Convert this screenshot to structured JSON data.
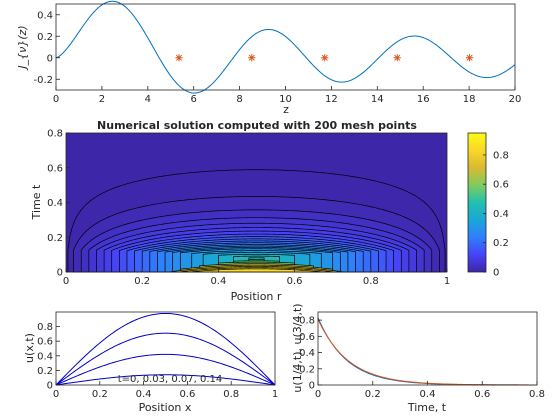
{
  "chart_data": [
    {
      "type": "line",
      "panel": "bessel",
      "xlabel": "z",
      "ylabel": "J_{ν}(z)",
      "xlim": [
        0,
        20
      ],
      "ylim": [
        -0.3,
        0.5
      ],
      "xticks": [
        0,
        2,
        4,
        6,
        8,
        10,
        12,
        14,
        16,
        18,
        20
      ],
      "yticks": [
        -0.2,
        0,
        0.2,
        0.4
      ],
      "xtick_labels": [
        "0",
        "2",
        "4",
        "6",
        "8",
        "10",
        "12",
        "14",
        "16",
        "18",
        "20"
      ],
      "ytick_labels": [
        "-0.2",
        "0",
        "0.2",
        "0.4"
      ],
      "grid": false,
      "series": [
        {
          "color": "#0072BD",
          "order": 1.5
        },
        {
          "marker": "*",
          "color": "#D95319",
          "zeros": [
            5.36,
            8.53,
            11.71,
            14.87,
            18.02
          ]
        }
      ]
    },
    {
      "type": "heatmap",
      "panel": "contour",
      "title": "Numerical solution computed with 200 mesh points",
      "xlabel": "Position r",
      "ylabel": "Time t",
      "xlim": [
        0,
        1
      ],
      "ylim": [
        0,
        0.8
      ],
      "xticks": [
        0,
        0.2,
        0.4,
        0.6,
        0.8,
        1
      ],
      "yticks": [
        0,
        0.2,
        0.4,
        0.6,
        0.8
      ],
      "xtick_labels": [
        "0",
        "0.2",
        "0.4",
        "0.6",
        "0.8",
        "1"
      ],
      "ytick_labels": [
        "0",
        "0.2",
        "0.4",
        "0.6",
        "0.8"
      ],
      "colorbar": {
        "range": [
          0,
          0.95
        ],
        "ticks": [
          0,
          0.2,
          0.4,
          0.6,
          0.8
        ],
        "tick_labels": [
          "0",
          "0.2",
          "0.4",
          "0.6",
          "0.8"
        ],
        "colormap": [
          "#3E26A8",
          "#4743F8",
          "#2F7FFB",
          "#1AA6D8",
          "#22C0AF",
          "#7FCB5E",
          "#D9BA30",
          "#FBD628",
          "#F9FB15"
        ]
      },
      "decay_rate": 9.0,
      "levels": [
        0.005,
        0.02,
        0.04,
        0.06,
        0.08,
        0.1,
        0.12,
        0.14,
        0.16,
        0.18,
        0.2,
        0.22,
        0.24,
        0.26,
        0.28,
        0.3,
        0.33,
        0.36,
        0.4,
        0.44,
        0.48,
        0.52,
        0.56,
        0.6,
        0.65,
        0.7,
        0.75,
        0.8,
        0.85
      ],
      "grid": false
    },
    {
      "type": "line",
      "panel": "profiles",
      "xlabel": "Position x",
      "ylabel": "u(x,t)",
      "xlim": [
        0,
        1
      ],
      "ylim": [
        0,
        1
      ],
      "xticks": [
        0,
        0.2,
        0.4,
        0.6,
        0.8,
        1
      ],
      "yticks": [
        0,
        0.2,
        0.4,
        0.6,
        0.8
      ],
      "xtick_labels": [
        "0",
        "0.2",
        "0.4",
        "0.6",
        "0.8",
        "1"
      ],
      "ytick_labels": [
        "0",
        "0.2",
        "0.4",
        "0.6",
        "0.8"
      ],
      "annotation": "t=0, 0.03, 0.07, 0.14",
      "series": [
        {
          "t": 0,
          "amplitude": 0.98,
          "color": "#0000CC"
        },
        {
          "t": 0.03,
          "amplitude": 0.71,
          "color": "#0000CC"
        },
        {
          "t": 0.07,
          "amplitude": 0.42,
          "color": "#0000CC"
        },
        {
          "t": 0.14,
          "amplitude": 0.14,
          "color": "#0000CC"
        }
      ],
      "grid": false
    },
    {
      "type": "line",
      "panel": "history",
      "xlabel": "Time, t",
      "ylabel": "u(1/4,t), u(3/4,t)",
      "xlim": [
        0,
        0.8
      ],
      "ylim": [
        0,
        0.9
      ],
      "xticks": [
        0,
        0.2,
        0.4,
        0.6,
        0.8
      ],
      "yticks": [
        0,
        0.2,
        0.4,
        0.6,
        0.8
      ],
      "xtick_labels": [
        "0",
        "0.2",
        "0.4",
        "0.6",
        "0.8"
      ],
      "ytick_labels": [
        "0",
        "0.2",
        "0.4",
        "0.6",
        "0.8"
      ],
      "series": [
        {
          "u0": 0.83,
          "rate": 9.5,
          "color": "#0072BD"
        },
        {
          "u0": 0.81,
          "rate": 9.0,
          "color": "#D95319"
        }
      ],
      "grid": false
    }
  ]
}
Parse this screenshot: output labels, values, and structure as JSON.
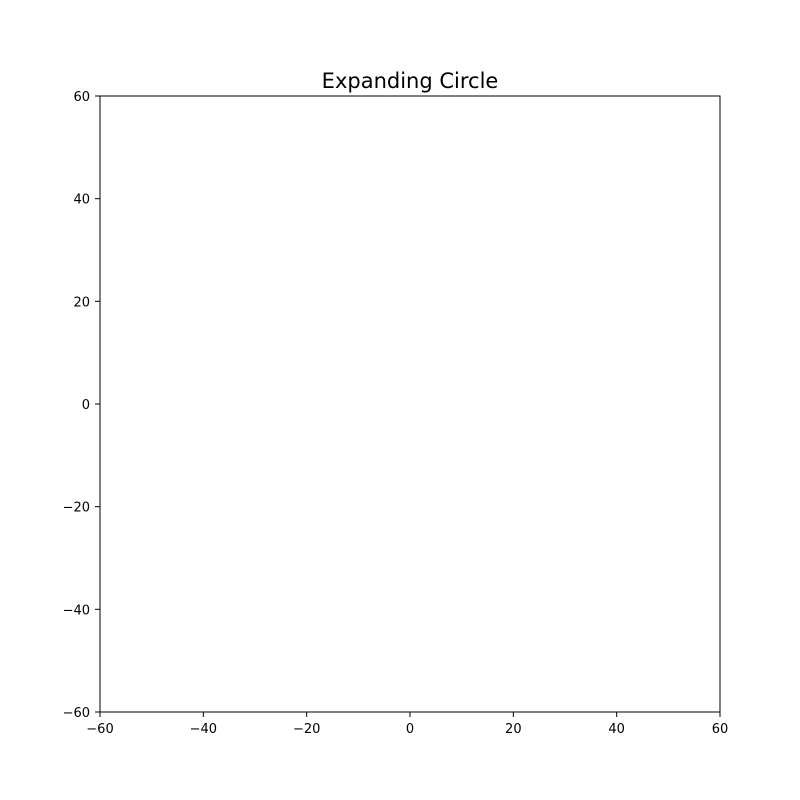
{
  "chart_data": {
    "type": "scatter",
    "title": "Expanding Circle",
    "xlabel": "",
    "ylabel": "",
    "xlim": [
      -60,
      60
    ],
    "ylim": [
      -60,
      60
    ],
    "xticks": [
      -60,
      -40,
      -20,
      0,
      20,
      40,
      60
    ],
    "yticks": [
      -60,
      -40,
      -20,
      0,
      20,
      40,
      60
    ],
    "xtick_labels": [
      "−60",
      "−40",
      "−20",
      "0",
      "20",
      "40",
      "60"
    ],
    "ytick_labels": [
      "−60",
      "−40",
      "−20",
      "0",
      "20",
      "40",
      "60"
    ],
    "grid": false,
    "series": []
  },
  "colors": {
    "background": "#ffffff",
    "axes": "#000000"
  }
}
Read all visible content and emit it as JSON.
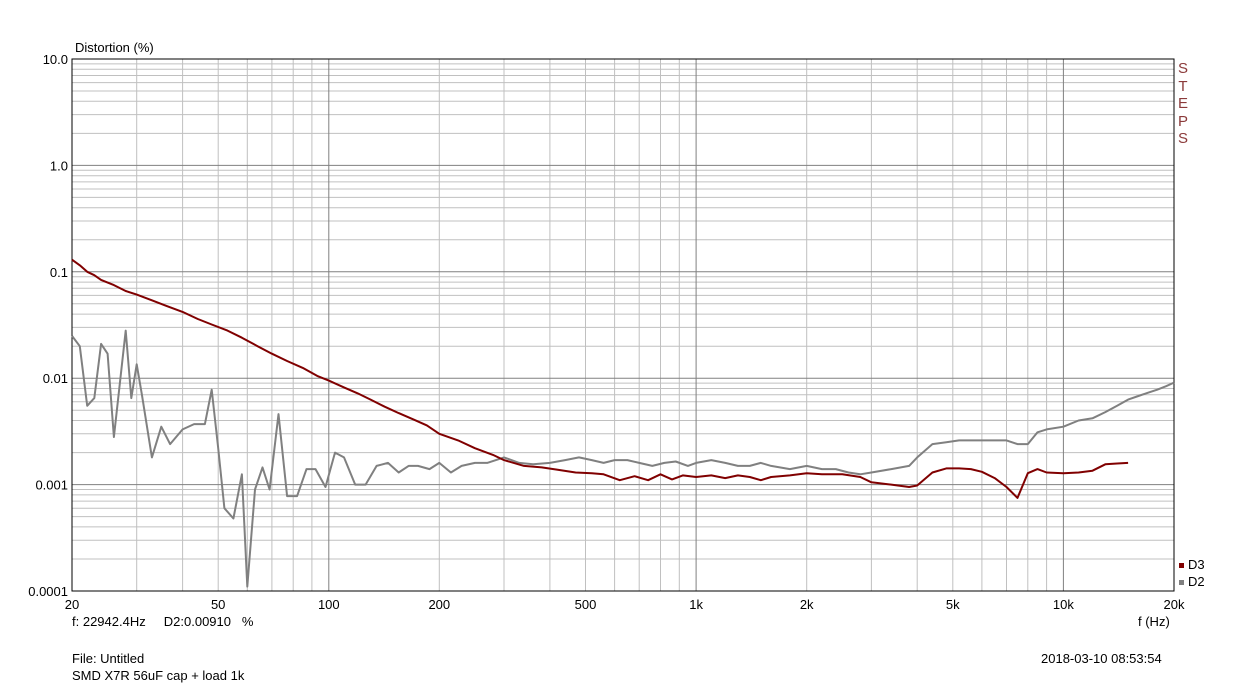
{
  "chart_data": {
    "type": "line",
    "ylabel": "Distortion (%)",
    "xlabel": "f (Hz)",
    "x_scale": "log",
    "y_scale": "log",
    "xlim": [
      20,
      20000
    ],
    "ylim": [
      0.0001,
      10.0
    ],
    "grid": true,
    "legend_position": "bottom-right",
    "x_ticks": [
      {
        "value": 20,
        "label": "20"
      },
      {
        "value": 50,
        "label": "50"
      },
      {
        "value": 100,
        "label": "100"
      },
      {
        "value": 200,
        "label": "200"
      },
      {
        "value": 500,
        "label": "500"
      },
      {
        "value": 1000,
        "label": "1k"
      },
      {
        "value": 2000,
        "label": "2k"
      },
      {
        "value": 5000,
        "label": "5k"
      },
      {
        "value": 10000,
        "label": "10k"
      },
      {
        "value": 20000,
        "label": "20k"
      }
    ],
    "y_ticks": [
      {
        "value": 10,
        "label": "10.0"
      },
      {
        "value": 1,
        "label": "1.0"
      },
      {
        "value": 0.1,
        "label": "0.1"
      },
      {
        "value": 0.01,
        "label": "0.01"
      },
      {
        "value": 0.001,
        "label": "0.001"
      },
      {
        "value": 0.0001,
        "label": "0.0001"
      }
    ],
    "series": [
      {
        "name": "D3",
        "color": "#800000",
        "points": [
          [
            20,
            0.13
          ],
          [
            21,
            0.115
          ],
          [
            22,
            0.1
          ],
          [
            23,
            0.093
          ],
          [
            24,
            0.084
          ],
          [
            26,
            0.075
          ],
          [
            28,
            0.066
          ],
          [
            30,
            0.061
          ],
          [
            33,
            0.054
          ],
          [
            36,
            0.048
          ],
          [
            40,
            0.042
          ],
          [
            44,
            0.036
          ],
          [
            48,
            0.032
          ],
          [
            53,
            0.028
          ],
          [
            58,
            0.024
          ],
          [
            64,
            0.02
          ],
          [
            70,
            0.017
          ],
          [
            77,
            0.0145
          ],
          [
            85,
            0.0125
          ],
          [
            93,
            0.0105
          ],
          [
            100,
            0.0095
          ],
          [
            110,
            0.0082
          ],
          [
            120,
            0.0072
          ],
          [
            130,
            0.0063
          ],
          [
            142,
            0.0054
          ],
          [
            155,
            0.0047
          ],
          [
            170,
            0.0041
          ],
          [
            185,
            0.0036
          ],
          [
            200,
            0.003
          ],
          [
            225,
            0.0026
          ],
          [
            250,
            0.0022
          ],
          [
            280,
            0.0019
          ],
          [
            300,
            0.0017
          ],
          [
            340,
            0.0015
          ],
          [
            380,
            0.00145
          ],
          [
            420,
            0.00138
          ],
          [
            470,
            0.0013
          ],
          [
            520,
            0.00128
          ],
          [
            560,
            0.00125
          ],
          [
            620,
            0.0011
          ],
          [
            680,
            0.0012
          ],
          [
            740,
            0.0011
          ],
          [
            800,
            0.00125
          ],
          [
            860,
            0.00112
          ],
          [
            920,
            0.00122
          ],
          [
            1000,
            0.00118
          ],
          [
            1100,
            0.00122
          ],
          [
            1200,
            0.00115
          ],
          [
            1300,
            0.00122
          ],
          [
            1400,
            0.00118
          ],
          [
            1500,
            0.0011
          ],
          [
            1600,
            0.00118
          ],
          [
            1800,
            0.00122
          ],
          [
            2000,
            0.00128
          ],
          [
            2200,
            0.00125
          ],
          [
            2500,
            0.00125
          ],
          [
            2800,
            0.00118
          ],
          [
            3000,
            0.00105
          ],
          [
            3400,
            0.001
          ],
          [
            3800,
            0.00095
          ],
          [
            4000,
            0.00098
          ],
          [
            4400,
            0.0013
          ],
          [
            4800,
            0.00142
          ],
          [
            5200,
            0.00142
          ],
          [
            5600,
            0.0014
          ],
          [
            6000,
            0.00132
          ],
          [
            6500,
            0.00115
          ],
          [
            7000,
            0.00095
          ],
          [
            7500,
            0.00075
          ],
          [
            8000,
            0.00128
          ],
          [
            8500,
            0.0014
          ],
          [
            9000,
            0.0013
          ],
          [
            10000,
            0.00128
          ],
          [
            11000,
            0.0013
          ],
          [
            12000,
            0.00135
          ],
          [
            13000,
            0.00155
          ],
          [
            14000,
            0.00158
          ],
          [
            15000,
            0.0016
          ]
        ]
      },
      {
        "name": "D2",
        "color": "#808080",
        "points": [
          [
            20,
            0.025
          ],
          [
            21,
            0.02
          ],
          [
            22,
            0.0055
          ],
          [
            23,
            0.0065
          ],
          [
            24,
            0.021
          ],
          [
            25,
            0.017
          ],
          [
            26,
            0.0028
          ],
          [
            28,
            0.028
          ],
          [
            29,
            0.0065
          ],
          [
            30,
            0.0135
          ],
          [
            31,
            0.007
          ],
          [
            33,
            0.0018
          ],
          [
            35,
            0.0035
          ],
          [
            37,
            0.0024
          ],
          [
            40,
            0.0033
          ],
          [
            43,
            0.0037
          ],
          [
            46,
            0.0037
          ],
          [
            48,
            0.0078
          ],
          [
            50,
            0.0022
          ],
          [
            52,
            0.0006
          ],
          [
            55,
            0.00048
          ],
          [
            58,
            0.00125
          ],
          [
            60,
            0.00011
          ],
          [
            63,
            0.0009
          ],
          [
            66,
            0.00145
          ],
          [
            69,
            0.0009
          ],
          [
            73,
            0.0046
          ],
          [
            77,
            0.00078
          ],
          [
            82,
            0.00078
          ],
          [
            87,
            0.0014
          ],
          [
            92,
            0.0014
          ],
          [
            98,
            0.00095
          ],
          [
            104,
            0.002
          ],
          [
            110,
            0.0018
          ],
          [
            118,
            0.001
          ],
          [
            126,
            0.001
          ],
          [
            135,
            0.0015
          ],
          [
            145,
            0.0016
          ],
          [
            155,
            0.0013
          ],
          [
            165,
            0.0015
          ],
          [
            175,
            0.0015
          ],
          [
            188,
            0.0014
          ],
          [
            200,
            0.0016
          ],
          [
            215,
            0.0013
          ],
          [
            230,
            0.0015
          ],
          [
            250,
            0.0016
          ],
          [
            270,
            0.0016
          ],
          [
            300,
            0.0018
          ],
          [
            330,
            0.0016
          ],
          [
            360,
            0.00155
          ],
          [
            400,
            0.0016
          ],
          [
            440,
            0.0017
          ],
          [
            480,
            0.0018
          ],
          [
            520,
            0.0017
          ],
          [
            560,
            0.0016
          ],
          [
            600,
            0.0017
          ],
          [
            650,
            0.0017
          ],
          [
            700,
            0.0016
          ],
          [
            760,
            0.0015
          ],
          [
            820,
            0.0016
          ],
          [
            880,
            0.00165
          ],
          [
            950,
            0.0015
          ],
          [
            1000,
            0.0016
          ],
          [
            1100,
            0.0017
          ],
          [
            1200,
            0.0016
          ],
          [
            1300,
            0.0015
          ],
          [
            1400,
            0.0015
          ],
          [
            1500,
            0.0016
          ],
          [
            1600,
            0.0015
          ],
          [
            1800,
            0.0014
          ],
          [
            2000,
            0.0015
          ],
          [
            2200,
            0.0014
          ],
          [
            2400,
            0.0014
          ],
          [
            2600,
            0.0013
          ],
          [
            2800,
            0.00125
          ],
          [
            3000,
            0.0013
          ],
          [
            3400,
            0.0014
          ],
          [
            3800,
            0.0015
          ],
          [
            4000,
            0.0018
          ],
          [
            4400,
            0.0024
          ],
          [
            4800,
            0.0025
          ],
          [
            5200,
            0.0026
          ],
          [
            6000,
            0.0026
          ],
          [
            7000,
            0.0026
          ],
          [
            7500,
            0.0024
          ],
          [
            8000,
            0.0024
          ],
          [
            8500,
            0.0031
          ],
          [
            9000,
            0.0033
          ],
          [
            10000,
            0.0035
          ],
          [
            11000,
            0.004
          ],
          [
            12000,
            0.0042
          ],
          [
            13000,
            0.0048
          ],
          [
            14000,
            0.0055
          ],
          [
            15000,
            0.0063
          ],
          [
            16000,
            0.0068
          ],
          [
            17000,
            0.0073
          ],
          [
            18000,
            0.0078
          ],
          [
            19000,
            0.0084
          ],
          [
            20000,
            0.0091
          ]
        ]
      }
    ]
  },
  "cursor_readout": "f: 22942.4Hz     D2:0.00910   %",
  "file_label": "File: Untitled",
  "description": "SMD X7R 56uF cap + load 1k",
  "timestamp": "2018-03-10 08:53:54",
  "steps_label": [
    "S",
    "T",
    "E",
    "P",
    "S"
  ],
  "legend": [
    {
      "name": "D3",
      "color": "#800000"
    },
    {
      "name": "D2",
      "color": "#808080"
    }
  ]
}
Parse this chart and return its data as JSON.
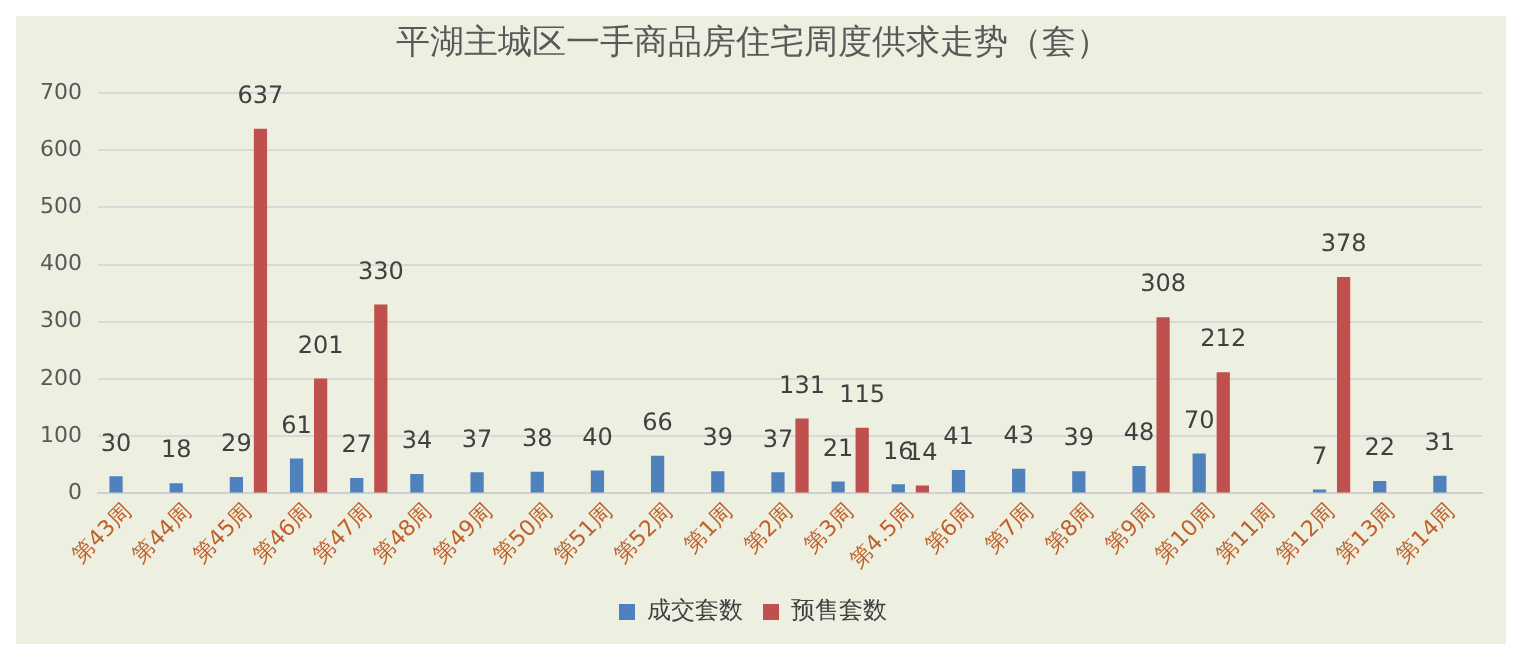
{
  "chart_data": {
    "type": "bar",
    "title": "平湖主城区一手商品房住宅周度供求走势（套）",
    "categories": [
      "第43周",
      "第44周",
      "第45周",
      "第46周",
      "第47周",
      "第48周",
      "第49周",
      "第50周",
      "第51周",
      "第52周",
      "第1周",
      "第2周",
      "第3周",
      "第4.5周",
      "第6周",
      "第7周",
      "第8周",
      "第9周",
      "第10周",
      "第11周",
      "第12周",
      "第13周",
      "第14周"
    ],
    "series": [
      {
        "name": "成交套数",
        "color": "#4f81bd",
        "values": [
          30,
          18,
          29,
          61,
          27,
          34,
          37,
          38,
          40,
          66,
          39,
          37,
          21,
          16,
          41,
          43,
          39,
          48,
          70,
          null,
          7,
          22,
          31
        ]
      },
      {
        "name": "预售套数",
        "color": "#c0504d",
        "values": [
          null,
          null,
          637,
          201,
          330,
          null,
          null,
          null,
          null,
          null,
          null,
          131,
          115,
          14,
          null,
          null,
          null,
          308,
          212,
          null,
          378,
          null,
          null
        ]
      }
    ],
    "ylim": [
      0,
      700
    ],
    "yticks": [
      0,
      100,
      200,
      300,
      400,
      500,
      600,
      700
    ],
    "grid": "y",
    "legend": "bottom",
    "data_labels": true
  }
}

▸ **Given task**
State the number of lines above that hold the string "bottom", with nothing added.

▸ **Response**
2